--- TASK REQUIREMENTS ---
Of all the lines in the material below, how many include the string "считают"? Give the number only.

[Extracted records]
++++++++++++++++++++

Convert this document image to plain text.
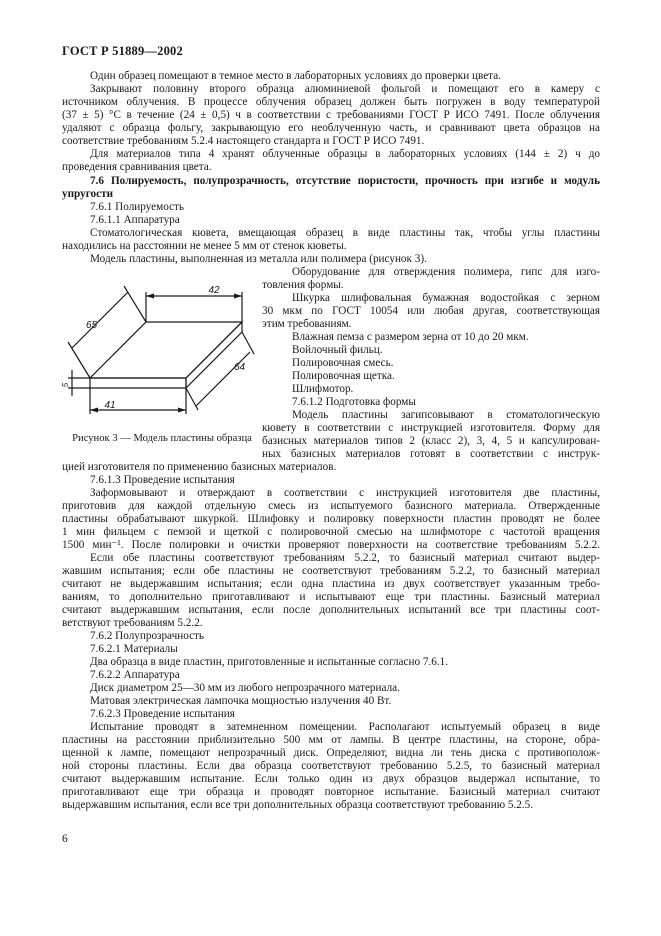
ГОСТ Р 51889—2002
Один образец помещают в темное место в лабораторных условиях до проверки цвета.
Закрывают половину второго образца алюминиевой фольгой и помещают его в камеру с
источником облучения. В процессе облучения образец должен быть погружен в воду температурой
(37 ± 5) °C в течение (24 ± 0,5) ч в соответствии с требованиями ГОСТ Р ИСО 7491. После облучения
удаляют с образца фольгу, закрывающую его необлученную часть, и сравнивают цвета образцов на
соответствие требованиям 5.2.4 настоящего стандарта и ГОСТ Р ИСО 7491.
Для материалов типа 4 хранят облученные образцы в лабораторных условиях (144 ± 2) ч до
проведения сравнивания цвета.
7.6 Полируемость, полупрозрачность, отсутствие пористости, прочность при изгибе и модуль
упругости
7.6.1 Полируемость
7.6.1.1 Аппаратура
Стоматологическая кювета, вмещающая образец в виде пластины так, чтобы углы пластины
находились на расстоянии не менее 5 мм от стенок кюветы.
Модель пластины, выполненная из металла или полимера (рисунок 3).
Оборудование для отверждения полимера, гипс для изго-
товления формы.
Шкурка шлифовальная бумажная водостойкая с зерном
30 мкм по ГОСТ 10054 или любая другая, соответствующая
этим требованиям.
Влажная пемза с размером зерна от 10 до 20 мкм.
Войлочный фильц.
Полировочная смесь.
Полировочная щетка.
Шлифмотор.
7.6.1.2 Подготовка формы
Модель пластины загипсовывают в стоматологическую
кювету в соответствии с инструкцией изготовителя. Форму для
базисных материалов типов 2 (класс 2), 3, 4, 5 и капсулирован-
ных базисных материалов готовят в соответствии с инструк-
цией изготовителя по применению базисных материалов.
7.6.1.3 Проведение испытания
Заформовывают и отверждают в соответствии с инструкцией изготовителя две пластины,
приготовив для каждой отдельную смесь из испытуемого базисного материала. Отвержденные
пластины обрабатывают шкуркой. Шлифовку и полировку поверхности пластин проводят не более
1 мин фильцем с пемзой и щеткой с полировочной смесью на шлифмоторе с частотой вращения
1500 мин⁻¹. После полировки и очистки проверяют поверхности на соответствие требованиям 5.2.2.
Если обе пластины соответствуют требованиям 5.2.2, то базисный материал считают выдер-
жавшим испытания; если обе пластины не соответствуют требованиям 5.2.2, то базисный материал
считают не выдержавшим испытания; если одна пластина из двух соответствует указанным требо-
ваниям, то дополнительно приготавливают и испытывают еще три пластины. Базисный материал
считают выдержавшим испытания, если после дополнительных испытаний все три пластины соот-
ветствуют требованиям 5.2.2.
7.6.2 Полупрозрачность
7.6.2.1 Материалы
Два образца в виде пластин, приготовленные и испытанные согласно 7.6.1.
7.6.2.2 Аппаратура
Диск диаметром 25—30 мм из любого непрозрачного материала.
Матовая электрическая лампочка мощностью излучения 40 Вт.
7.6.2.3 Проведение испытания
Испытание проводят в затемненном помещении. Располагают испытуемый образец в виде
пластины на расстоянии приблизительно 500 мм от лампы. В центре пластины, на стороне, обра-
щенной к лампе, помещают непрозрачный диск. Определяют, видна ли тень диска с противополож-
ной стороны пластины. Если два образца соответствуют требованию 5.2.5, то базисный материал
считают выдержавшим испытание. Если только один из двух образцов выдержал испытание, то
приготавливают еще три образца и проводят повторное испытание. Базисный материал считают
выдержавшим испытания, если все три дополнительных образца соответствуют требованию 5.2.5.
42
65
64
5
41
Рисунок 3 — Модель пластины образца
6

++++++++++++++++++++

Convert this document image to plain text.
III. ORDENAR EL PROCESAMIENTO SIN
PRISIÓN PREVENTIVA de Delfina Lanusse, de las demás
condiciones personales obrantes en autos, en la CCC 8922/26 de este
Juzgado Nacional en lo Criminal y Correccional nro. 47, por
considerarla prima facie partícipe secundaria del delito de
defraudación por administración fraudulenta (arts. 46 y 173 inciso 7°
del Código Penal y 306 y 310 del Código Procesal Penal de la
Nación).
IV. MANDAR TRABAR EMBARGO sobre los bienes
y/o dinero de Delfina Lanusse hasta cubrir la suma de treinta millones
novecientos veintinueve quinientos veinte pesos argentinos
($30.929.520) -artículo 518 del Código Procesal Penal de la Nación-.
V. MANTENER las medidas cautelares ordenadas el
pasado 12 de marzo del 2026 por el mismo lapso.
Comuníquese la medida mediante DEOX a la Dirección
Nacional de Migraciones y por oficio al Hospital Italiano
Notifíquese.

++++++++++++++++++++

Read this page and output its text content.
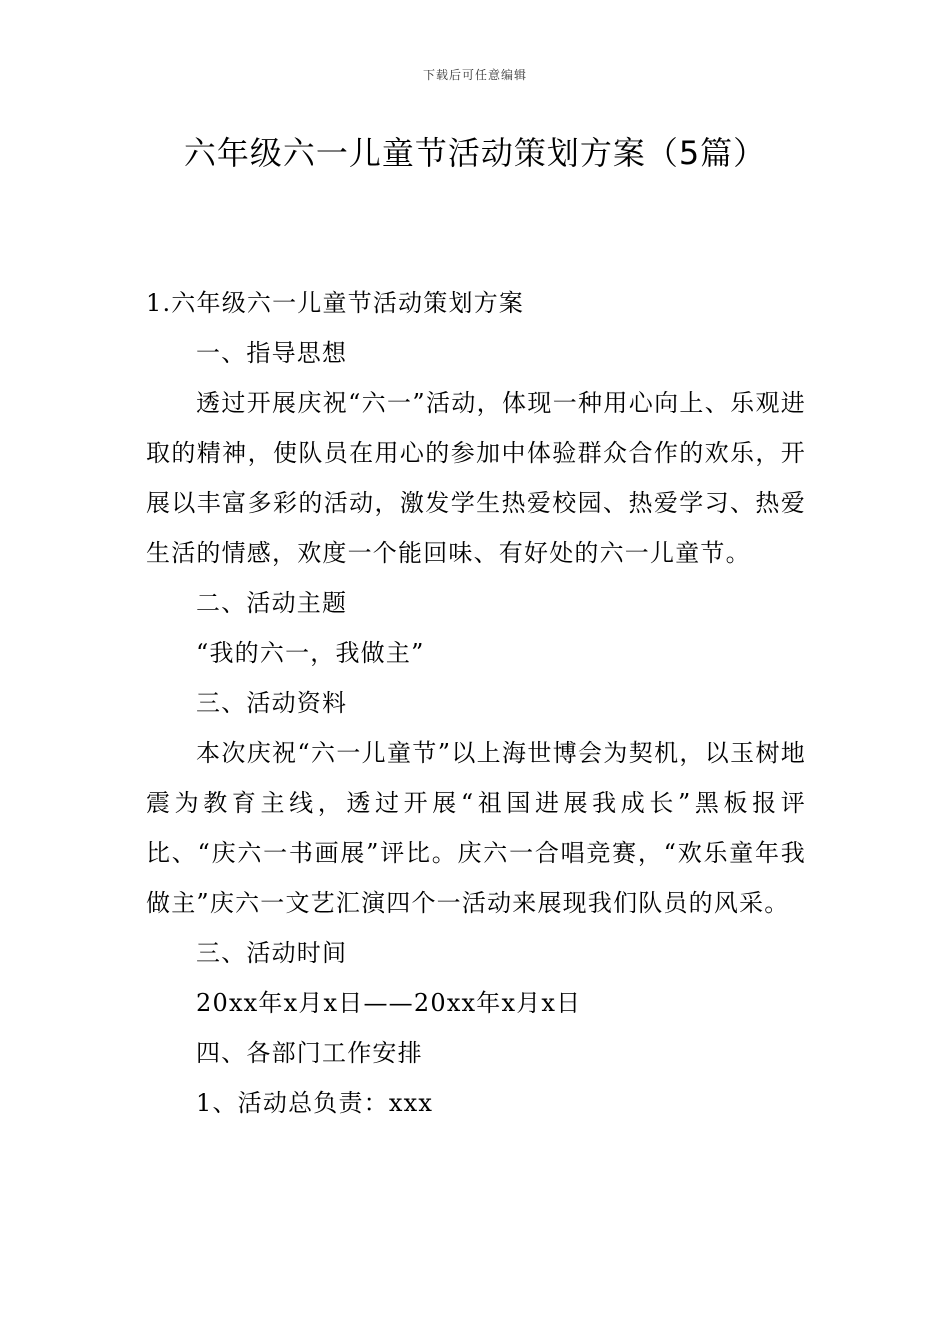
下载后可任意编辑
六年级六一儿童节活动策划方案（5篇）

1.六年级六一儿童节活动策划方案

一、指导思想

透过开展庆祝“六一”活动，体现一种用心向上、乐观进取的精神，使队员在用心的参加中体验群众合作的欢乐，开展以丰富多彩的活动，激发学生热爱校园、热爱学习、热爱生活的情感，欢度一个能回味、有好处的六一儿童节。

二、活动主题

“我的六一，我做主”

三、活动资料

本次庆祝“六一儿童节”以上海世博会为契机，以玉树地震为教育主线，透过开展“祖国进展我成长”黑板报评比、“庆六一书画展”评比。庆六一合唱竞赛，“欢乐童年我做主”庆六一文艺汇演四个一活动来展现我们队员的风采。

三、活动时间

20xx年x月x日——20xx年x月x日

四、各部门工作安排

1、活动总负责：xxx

++++++++++++++++++++

--- ANSWER ---
5